● Record excerpts
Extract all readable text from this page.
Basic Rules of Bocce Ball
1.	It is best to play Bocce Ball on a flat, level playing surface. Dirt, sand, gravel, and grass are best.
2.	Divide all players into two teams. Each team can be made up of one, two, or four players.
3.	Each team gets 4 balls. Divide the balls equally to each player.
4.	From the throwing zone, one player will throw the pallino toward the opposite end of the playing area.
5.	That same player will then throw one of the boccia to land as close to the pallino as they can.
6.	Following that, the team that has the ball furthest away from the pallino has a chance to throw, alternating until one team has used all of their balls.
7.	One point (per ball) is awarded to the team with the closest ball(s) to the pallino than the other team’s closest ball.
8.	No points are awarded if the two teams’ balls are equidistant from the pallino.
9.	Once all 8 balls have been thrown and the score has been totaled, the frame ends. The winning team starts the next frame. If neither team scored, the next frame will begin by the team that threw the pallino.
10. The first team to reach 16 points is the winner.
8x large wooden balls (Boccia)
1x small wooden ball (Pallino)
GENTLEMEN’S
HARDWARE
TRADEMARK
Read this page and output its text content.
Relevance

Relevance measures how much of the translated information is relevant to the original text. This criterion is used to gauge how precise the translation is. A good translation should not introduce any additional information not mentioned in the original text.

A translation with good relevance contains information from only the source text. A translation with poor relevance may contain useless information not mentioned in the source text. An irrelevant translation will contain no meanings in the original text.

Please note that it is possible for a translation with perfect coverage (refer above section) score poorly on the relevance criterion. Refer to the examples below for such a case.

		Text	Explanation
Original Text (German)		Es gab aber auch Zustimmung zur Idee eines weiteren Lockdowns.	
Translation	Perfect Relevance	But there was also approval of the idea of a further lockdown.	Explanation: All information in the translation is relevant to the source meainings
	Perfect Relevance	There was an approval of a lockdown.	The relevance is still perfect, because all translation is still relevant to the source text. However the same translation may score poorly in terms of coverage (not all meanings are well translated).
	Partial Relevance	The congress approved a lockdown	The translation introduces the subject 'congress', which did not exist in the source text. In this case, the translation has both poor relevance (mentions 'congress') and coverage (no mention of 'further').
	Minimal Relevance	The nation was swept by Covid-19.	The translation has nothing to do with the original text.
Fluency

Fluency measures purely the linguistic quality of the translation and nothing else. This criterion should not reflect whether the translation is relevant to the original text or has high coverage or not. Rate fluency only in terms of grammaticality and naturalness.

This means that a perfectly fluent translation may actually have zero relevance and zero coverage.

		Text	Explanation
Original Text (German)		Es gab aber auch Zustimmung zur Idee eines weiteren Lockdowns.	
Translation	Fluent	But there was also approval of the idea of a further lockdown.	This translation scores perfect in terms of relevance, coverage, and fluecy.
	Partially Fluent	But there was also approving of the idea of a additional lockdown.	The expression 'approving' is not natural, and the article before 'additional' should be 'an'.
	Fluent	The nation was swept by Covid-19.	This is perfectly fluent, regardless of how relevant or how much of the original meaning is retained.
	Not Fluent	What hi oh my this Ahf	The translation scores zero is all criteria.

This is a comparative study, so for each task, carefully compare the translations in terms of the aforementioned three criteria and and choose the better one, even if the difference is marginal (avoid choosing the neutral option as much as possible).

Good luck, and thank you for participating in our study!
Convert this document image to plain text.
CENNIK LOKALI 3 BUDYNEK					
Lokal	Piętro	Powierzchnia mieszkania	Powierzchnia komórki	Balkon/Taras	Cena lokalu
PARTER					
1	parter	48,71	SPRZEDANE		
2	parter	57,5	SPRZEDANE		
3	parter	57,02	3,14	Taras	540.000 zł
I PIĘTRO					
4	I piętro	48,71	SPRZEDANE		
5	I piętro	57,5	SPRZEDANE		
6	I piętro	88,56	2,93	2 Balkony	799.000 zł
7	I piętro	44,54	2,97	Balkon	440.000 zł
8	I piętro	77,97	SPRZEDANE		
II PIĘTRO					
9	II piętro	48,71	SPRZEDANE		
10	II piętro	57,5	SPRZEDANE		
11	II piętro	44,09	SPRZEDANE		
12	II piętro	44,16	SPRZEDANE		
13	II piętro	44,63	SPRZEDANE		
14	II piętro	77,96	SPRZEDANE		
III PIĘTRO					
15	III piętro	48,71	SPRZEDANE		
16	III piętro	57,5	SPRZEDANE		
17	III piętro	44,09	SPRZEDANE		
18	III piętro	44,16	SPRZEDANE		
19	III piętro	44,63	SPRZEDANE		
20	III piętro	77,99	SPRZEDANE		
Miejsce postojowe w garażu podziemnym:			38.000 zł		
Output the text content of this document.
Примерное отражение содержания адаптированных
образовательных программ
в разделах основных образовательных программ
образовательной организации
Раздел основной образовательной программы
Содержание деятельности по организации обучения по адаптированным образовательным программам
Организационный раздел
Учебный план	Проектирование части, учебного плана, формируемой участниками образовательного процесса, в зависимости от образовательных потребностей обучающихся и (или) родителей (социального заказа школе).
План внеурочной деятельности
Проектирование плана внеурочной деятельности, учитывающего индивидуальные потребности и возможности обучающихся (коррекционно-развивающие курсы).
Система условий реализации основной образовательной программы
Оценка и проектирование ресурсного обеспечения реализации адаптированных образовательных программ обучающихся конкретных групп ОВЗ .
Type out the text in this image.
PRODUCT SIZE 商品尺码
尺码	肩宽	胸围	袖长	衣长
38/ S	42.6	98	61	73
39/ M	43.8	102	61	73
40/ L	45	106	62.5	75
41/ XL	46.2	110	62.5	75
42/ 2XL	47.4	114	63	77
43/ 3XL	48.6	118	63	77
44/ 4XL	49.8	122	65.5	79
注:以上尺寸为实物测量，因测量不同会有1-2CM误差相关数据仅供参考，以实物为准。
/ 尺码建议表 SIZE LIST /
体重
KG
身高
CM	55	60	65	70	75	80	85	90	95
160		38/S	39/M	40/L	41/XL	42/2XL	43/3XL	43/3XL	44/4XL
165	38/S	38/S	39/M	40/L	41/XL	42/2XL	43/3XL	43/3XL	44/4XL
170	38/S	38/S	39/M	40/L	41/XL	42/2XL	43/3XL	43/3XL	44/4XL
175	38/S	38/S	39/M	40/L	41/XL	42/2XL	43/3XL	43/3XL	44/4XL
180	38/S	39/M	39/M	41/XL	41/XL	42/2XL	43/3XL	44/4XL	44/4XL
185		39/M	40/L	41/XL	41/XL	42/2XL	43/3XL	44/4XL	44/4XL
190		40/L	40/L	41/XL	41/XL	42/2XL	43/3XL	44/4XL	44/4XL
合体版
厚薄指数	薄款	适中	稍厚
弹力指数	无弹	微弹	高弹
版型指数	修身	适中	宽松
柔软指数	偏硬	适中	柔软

● Set exercise
Collect each line holding the string "information".

● Output
Relevance measures how much of the translated information is relevant to the original text. This criterion is used to gauge how precise the translation is. A good translation should not introduce any additional information not mentioned in the original text.
A translation with good relevance contains information from only the source text. A translation with poor relevance may contain useless information not mentioned in the source text. An irrelevant translation will contain no meanings in the original text.
Translation	Perfect Relevance	But there was also approval of the idea of a further lockdown.	Explanation: All information in the translation is relevant to the source meainings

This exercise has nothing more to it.